_Requirement:_
Look for the string "JSON" in the lines and copy each line that has it.

(Dataset items)

==========

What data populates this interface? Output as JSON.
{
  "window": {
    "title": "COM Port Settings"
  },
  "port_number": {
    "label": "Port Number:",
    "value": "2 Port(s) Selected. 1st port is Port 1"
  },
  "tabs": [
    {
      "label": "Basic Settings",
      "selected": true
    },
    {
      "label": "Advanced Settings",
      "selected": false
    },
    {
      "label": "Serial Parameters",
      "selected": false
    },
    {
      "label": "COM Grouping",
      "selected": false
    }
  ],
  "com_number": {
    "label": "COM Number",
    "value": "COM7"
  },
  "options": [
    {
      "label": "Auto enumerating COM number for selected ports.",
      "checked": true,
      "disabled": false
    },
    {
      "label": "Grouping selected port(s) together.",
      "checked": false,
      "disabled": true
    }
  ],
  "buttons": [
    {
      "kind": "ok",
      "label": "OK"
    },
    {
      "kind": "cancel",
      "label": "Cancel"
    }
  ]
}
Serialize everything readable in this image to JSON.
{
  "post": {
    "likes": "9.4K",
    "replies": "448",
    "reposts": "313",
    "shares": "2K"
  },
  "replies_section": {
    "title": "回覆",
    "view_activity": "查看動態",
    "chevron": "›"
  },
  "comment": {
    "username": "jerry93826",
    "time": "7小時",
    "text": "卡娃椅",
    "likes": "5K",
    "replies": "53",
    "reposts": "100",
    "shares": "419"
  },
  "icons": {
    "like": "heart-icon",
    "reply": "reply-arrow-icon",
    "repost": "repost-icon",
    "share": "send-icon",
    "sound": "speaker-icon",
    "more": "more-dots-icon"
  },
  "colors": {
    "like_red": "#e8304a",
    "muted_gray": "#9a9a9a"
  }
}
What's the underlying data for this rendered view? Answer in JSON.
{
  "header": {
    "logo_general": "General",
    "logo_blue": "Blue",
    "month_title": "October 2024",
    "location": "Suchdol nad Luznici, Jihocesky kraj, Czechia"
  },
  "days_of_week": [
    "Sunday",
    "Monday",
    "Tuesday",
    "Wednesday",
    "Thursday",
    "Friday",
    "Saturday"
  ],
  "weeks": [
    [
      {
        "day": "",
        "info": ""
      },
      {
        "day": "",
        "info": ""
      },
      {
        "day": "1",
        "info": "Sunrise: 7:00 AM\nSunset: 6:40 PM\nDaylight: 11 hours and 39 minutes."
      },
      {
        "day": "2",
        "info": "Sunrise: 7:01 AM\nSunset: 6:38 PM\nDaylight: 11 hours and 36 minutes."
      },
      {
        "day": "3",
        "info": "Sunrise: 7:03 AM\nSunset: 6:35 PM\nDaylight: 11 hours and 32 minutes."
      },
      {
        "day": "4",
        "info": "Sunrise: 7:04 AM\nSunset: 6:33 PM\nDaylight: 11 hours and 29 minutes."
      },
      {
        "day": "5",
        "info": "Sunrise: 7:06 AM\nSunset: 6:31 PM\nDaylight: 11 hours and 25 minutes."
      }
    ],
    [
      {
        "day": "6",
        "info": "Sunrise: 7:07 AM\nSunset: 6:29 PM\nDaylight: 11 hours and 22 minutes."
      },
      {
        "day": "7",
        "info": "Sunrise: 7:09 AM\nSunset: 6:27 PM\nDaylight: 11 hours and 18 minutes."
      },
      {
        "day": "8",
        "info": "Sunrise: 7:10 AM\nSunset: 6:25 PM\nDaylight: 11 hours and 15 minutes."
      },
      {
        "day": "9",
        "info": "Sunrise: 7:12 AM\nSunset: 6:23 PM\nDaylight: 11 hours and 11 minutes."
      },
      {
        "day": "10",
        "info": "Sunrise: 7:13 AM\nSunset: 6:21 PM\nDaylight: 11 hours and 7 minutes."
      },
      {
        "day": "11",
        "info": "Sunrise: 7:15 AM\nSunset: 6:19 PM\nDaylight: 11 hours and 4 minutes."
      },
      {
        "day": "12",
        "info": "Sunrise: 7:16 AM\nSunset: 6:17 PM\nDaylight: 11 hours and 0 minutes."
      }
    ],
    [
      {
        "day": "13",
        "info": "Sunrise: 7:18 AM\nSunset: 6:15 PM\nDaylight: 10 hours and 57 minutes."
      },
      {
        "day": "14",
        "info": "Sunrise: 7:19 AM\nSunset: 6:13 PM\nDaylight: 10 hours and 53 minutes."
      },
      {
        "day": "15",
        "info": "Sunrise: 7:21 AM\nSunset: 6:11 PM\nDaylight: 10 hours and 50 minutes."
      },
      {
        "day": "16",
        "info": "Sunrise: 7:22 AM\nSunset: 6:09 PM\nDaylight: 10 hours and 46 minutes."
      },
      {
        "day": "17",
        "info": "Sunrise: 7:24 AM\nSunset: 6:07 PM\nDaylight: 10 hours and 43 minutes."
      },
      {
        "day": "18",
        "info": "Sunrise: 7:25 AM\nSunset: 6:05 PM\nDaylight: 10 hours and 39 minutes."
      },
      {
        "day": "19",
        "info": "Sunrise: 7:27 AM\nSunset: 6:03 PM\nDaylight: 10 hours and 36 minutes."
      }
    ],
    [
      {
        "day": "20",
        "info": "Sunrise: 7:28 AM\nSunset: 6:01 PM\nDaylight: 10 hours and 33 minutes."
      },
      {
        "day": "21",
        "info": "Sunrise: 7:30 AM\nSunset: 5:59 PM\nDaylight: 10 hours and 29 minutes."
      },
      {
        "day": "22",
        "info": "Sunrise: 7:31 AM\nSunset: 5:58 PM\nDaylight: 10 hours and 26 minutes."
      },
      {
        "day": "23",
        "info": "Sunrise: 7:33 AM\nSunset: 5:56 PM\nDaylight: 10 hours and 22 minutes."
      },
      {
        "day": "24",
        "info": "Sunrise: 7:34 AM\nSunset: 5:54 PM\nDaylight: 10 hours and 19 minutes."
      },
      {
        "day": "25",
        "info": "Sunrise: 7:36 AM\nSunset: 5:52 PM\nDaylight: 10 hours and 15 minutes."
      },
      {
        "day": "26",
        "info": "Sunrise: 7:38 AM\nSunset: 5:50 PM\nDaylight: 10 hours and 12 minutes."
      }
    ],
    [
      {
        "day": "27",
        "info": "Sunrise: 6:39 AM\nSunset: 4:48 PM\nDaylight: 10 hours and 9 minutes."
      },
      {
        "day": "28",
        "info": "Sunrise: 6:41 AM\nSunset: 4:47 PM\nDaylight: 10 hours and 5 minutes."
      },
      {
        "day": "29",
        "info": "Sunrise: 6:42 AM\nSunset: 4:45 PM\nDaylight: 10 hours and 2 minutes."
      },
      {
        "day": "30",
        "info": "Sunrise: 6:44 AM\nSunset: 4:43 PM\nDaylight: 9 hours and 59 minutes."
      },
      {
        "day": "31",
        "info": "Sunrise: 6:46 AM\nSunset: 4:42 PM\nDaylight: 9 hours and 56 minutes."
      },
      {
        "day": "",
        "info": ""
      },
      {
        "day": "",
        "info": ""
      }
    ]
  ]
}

==========

_Full answer:_
What data populates this interface? Output as JSON.
Serialize everything readable in this image to JSON.
What's the underlying data for this rendered view? Answer in JSON.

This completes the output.